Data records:
- - - -

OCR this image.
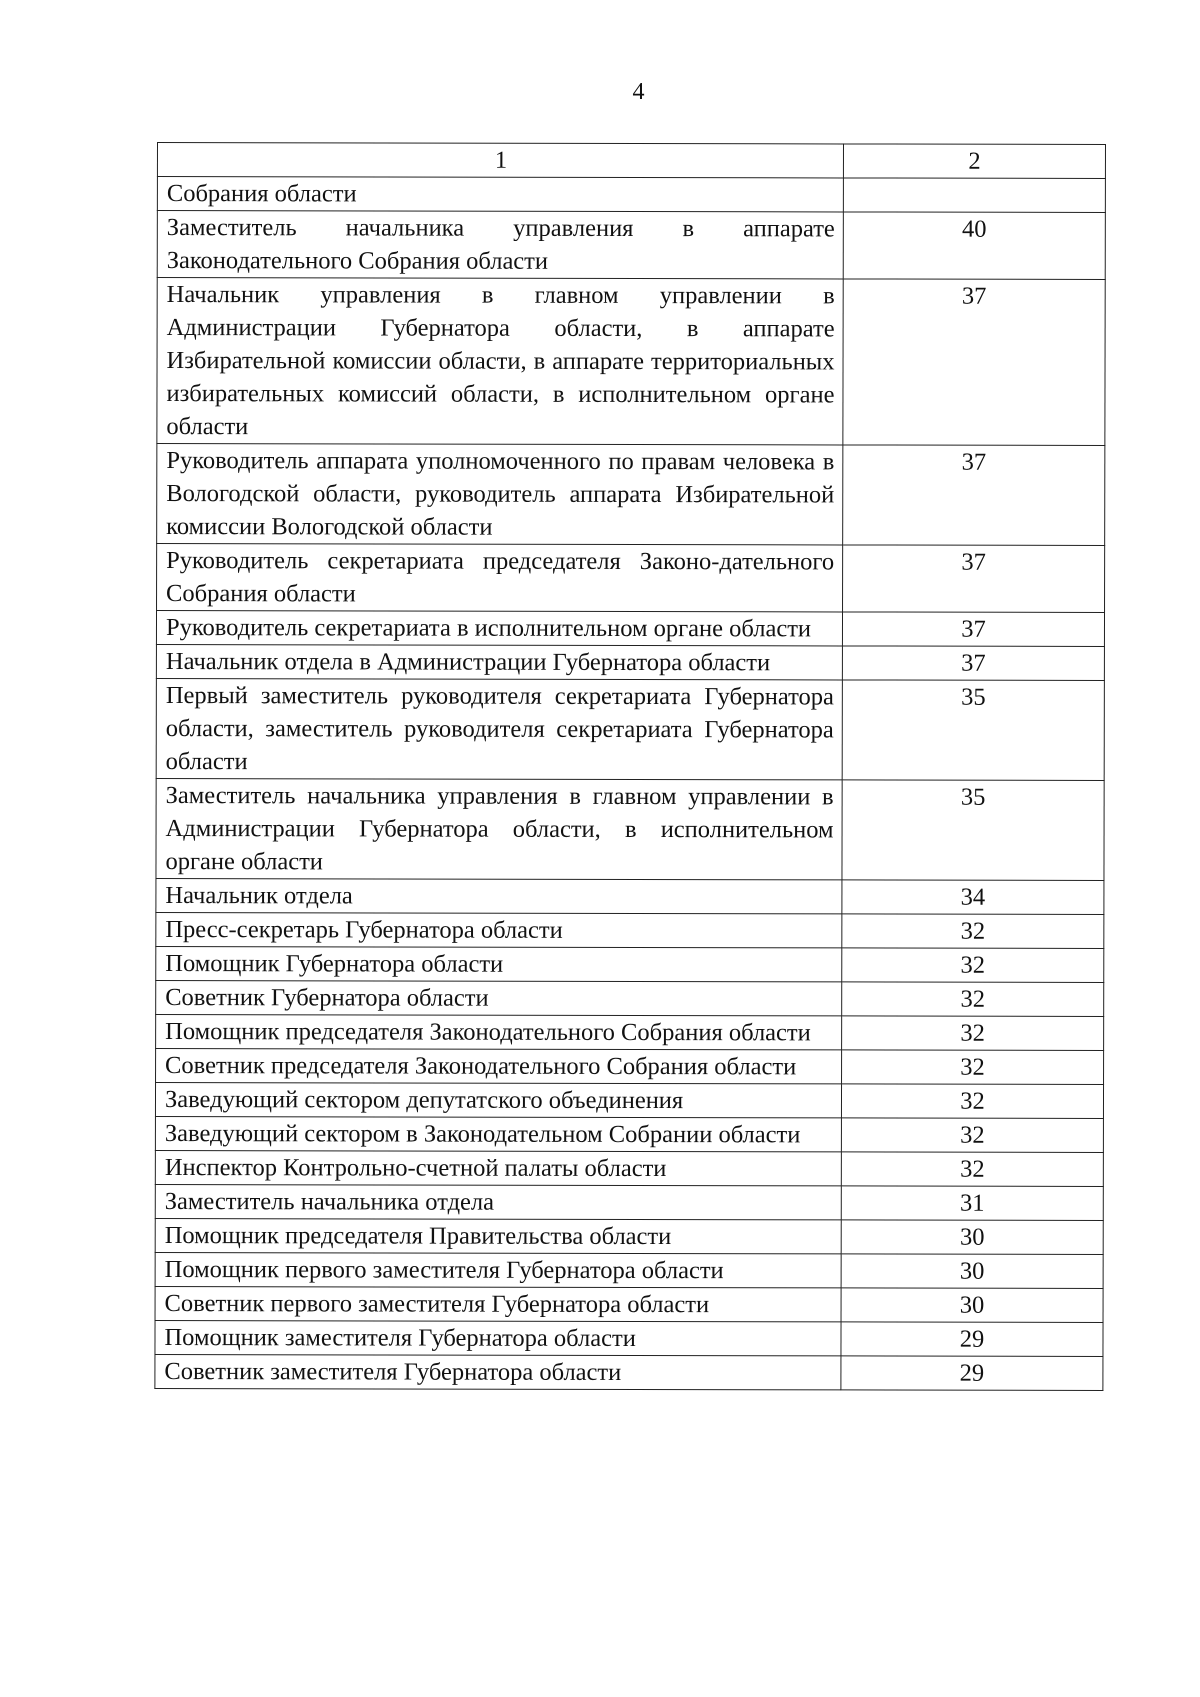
4
1	2
Собрания области	
Заместитель начальника управления в аппарате Законодательного Собрания области	40
Начальник управления в главном управлении в Администрации Губернатора области, в аппарате Избирательной комиссии области, в аппарате территориальных избирательных комиссий области, в исполнительном органе области	37
Руководитель аппарата уполномоченного по правам человека в Вологодской области, руководитель аппарата Избирательной комиссии Вологодской области	37
Руководитель секретариата председателя Законо-дательного Собрания области	37
Руководитель секретариата в исполнительном органе области	37
Начальник отдела в Администрации Губернатора области	37
Первый заместитель руководителя секретариата Губернатора области, заместитель руководителя секретариата Губернатора области	35
Заместитель начальника управления в главном управлении в Администрации Губернатора области, в исполнительном органе области	35
Начальник отдела	34
Пресс-секретарь Губернатора области	32
Помощник Губернатора области	32
Советник Губернатора области	32
Помощник председателя Законодательного Собрания области	32
Советник председателя Законодательного Собрания области	32
Заведующий сектором депутатского объединения	32
Заведующий сектором в Законодательном Собрании области	32
Инспектор Контрольно-счетной палаты области	32
Заместитель начальника отдела	31
Помощник председателя Правительства области	30
Помощник первого заместителя Губернатора области	30
Советник первого заместителя Губернатора области	30
Помощник заместителя Губернатора области	29
Советник заместителя Губернатора области	29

- - - -

(GIVEN PROBLEM): Identify lines with the string "сектором". Copy each one.

(COMPLETED TASK):
Заведующий сектором депутатского объединения	32
Заведующий сектором в Законодательном Собрании области	32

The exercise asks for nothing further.